[YOUR INSTRUCTIONS]
Find every line of the listing below where "behov" appears, and copy it.

--- PROVIDED RECORDS ---

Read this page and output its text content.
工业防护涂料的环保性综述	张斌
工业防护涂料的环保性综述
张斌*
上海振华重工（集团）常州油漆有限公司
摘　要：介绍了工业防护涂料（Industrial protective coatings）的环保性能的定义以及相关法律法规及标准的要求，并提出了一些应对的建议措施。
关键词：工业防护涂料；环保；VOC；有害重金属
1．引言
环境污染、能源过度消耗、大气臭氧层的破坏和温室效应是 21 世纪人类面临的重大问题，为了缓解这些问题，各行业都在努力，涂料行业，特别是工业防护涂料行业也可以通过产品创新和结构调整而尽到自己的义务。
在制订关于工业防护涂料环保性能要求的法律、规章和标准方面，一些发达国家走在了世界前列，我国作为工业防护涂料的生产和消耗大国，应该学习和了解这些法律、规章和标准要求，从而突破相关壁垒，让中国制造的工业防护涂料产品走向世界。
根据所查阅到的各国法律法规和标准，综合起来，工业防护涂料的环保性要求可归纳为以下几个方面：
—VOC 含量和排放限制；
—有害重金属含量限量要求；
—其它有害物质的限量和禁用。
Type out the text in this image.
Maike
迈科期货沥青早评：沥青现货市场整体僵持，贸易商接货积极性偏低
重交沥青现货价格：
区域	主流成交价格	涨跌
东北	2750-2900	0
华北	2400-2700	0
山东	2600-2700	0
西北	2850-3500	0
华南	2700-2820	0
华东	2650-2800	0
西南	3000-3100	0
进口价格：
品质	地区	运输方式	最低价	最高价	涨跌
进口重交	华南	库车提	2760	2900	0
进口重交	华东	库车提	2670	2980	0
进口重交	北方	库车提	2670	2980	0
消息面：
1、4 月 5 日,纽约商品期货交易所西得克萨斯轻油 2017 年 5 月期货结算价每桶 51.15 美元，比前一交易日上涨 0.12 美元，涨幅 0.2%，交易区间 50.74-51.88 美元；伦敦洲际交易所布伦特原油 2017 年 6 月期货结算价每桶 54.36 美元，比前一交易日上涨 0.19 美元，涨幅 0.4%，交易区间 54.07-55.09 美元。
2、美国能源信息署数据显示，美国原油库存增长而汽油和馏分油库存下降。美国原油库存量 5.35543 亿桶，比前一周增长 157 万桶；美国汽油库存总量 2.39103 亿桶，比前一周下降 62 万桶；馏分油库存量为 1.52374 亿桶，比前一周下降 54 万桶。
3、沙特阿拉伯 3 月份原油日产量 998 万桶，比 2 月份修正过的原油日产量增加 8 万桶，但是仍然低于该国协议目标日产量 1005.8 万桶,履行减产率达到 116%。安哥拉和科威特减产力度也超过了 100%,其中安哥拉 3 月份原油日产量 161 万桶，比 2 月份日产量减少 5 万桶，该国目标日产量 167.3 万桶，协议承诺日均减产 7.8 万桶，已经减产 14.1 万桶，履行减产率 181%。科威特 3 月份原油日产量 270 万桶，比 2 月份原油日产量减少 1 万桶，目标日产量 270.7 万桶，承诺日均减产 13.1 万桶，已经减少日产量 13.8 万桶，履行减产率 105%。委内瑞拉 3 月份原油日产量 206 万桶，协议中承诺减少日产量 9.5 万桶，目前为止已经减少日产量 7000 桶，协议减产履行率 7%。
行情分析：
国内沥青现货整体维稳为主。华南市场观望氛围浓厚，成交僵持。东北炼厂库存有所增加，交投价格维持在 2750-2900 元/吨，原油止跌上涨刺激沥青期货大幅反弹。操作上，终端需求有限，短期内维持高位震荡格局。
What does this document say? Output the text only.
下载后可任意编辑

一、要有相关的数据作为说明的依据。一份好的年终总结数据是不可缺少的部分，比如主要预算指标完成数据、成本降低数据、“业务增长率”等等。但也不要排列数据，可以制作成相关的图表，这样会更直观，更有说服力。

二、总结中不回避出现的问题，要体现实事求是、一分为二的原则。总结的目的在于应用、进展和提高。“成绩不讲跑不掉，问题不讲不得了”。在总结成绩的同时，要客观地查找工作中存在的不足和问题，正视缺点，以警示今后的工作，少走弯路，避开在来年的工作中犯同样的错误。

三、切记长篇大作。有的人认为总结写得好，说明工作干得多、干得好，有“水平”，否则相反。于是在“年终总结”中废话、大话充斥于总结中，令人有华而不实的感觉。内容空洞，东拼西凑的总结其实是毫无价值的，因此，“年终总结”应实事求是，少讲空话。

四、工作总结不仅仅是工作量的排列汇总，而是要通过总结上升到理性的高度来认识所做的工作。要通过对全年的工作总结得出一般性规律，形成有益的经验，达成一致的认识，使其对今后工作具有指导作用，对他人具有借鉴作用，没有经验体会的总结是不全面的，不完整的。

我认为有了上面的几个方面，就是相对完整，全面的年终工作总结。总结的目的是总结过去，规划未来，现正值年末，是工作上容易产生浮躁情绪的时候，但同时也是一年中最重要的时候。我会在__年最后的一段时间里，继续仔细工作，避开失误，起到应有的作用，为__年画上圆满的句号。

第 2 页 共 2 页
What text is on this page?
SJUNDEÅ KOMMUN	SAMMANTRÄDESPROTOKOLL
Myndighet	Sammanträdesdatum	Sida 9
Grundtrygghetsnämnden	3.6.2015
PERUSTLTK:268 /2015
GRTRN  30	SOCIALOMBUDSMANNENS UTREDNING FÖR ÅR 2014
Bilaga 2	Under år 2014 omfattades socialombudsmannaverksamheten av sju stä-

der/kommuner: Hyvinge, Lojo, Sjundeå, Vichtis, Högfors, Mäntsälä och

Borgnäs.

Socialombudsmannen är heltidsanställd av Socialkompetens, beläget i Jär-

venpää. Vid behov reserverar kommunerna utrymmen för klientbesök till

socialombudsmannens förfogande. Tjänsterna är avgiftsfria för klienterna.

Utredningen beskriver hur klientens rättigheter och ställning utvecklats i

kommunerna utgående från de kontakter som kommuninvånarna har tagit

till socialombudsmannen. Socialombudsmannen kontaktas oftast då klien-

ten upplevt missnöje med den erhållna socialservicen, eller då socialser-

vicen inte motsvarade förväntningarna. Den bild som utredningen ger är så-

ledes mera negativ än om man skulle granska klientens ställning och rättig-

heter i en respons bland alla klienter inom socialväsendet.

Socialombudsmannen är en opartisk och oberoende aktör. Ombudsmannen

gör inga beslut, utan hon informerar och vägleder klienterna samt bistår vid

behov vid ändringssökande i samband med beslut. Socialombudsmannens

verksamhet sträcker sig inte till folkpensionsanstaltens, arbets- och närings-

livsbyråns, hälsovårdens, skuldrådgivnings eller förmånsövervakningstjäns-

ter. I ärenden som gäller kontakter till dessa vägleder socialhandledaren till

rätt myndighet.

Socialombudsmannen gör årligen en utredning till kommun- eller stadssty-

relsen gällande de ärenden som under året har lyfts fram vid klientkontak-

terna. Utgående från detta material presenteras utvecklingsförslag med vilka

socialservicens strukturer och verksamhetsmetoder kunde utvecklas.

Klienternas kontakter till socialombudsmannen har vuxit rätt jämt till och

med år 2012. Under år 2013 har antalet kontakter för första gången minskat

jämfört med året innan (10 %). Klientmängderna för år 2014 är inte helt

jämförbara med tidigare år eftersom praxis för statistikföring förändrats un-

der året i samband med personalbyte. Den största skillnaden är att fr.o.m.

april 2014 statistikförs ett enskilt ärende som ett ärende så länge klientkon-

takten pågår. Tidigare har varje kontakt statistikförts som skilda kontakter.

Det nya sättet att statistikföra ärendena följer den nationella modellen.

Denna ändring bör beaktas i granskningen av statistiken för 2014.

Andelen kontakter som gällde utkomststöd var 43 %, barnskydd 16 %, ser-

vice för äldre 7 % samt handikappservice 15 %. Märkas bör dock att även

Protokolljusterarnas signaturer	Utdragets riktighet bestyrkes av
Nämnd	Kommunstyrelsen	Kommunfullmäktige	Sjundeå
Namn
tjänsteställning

---

[RESPONSE FOR THIS EXERCISE]
venpää. Vid behov reserverar kommunerna utrymmen för klientbesök till
behov vid ändringssökande i samband med beslut. Socialombudsmannens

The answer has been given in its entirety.